▶ **Short task**
Write out the entries again exactly as they are given.

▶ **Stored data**
☆ ☆ ☆ ☆

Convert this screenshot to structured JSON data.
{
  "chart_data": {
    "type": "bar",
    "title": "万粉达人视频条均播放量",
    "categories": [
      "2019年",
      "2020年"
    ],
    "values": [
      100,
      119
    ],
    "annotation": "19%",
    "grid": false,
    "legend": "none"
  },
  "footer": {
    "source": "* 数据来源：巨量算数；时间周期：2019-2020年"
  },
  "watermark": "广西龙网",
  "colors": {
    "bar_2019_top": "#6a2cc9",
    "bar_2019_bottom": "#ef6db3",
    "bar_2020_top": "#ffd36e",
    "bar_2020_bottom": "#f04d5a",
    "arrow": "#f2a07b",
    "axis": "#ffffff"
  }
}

☆ ☆ ☆ ☆

▶ **Result of the task**
Convert this screenshot to structured JSON data.
{
  "chart_data": {
    "type": "bar",
    "title": "万粉达人视频条均播放量",
    "categories": [
      "2019年",
      "2020年"
    ],
    "values": [
      100,
      119
    ],
    "annotation": "19%",
    "grid": false,
    "legend": "none"
  },
  "footer": {
    "source": "* 数据来源：巨量算数；时间周期：2019-2020年"
  },
  "watermark": "广西龙网",
  "colors": {
    "bar_2019_top": "#6a2cc9",
    "bar_2019_bottom": "#ef6db3",
    "bar_2020_top": "#ffd36e",
    "bar_2020_bottom": "#f04d5a",
    "arrow": "#f2a07b",
    "axis": "#ffffff"
  }
}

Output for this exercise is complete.